Given problem >> Count up the lines in the following listing that hold the word "Transcribe", then give only that count.

········

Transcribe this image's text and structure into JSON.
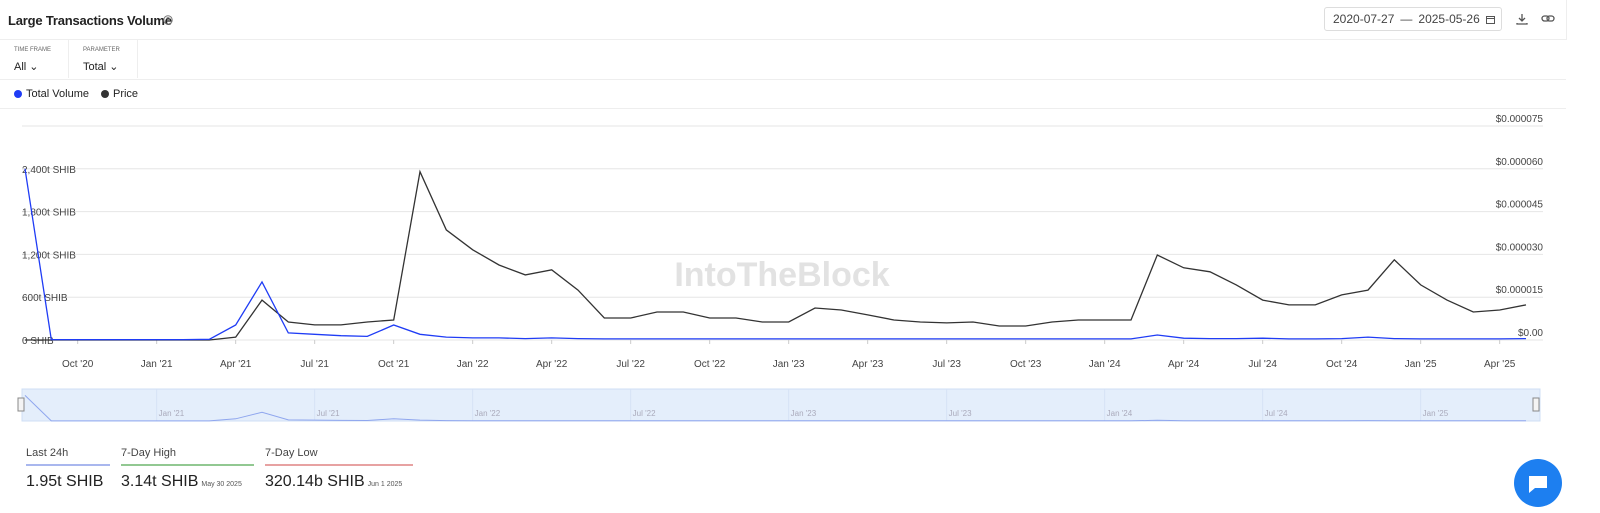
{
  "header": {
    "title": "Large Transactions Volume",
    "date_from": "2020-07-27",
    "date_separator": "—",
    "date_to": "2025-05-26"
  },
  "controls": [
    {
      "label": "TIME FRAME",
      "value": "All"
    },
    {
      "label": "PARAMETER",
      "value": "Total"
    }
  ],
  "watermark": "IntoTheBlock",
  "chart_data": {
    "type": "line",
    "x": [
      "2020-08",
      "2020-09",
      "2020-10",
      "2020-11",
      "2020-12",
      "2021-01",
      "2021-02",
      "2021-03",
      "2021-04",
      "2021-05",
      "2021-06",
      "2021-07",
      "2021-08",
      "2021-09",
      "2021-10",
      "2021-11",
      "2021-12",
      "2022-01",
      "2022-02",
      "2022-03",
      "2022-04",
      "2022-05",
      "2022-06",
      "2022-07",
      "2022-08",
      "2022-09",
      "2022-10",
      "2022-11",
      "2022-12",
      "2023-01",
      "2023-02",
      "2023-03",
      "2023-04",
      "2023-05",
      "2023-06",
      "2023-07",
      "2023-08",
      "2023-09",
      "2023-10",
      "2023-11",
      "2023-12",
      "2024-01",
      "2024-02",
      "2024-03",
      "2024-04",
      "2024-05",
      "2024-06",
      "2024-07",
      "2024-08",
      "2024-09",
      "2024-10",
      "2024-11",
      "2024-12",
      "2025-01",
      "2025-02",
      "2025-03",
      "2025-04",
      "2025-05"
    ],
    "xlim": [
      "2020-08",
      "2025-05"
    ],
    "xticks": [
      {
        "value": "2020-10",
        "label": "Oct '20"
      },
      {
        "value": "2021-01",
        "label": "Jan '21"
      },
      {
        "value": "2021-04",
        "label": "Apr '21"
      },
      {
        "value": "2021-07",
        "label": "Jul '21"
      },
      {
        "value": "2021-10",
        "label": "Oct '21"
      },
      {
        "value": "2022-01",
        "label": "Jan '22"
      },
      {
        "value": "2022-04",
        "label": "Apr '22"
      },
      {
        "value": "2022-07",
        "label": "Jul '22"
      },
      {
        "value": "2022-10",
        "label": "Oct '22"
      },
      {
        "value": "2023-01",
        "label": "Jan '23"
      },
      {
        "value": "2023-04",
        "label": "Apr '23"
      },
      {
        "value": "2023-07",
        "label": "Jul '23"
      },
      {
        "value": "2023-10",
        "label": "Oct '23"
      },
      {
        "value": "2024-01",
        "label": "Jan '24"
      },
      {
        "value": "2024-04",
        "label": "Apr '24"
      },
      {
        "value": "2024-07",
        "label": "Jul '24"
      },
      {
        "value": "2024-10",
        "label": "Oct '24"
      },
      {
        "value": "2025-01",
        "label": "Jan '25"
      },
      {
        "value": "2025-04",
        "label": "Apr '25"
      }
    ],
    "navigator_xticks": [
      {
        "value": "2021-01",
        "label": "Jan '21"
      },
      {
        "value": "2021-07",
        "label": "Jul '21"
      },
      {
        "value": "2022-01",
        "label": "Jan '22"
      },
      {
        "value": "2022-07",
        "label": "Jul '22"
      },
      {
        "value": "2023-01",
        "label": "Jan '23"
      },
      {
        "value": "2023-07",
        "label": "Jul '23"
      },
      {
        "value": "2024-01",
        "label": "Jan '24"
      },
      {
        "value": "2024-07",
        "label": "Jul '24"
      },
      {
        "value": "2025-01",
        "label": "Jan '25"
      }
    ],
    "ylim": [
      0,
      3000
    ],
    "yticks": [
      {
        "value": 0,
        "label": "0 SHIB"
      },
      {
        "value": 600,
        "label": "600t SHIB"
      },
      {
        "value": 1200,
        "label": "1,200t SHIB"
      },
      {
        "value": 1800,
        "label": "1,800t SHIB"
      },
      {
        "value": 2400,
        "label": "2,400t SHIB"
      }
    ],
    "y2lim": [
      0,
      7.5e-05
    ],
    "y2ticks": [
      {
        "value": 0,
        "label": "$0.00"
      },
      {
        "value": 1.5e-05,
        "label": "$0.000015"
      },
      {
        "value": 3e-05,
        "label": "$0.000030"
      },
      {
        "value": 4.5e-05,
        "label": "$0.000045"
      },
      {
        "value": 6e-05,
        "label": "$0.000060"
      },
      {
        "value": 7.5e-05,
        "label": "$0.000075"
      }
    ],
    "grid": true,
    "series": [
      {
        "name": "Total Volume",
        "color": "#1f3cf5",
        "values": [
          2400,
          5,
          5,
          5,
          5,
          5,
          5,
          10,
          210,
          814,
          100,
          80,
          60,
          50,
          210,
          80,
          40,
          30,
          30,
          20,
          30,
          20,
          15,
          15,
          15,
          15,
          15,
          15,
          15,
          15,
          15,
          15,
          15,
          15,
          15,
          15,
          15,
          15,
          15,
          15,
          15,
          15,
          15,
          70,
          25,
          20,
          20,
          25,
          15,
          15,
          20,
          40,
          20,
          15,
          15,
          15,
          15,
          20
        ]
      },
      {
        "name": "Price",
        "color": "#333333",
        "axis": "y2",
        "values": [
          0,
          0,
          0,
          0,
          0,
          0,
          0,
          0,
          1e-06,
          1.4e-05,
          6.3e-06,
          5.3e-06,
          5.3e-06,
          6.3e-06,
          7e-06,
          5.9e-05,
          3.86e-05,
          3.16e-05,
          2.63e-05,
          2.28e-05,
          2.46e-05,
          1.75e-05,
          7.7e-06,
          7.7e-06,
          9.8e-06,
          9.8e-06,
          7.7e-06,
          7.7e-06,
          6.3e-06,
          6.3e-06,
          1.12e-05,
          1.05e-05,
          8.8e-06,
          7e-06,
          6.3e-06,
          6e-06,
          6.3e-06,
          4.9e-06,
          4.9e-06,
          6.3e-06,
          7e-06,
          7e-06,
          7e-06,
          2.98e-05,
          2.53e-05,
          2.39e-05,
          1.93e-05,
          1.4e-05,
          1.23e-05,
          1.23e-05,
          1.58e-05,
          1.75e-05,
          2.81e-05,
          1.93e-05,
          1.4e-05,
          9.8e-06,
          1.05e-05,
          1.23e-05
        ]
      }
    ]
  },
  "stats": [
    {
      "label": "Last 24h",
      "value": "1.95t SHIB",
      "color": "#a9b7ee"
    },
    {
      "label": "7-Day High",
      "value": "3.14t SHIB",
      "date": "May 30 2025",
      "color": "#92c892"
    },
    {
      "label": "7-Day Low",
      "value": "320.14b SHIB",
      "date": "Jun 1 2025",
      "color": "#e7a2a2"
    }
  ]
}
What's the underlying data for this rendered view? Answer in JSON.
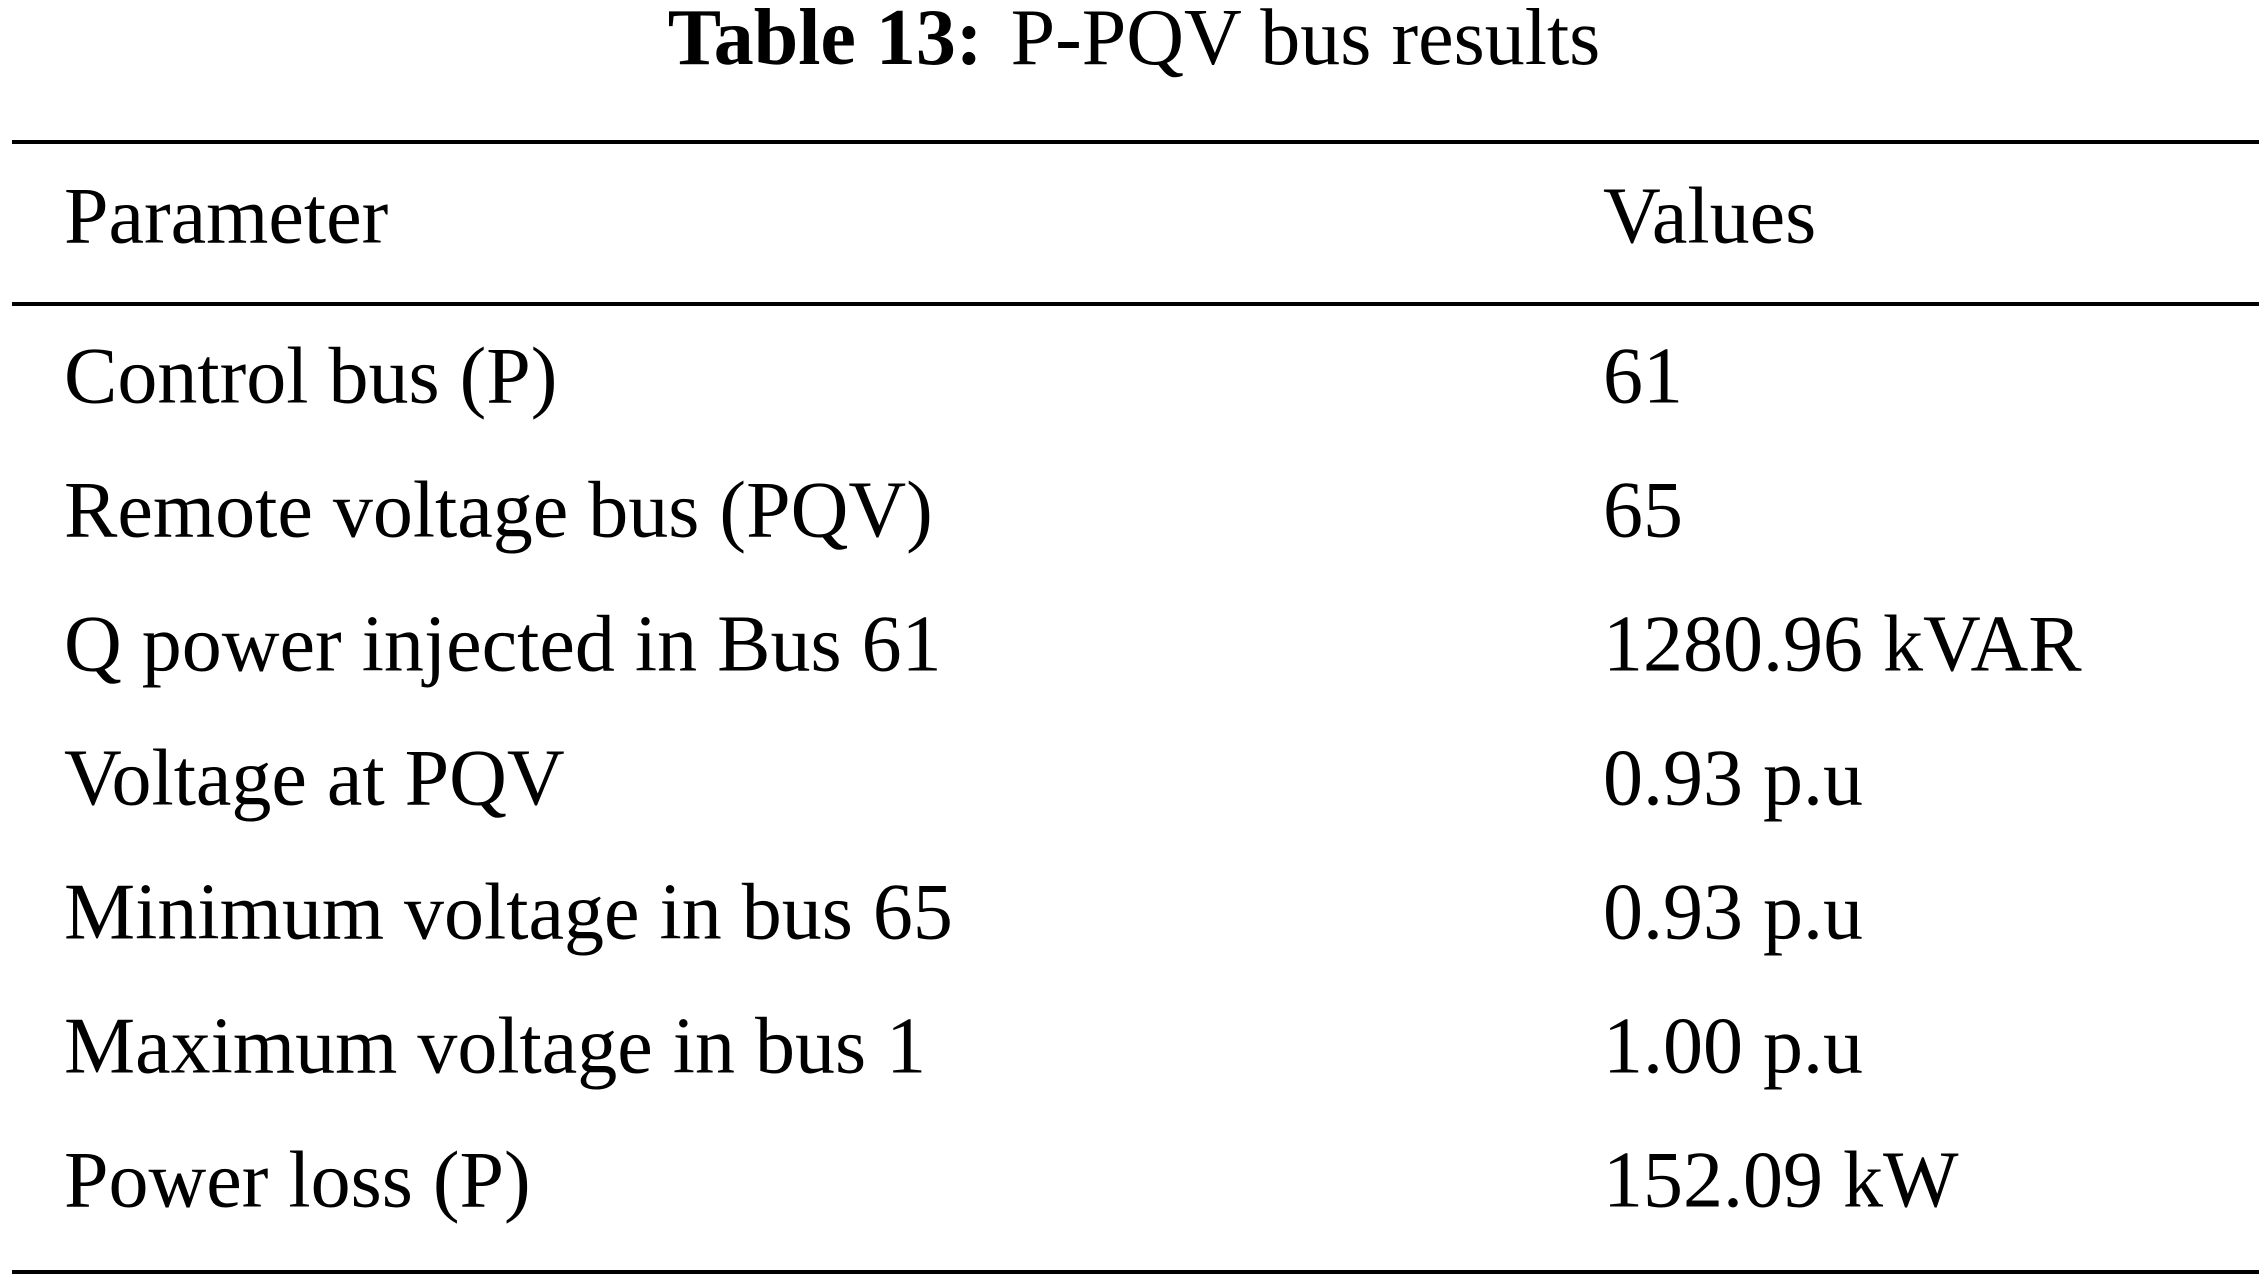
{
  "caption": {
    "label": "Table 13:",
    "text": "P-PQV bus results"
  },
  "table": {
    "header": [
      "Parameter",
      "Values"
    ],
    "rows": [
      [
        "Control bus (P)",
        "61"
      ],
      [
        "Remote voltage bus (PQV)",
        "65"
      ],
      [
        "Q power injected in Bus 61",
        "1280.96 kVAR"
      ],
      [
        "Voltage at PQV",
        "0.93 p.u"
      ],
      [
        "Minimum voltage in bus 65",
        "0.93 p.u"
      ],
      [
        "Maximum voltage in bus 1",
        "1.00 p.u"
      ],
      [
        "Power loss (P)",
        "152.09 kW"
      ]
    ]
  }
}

········

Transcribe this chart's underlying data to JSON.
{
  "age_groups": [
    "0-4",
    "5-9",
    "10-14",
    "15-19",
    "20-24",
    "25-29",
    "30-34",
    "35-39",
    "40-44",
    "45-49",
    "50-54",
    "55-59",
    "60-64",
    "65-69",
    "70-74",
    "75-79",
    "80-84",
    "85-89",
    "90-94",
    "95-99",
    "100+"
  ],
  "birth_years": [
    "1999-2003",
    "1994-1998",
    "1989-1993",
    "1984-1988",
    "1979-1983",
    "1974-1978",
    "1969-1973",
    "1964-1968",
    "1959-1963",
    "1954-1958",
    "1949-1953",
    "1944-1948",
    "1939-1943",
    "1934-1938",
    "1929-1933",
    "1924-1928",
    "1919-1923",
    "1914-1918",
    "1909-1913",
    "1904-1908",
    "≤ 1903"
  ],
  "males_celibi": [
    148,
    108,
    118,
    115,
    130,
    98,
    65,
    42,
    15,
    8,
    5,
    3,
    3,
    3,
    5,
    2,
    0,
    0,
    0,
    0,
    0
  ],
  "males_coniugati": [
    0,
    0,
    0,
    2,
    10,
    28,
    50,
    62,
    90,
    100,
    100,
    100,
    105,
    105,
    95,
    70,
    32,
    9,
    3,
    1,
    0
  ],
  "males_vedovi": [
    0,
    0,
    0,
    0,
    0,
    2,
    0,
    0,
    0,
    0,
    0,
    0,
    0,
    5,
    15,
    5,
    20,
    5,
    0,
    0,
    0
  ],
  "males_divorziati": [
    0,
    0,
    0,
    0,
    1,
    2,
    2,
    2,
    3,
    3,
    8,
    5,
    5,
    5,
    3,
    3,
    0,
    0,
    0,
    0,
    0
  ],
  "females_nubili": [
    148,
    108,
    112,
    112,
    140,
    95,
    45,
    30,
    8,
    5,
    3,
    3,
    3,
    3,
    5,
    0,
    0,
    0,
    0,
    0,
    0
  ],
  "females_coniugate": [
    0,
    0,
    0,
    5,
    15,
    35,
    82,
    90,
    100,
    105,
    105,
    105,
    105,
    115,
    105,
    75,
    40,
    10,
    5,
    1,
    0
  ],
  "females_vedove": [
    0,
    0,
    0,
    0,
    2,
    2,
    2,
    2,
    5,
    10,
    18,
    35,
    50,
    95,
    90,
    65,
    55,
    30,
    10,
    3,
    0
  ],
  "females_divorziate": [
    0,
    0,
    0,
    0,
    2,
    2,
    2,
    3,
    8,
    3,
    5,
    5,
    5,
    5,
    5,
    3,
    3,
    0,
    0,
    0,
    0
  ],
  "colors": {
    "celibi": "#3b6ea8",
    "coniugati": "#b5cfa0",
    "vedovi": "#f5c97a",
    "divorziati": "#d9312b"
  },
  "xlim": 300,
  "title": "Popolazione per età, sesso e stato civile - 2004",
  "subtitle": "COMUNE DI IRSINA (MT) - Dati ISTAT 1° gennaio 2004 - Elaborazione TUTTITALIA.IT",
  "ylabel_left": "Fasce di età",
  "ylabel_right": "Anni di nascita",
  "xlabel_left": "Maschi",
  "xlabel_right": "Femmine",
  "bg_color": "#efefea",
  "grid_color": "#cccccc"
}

········

The solution >> 2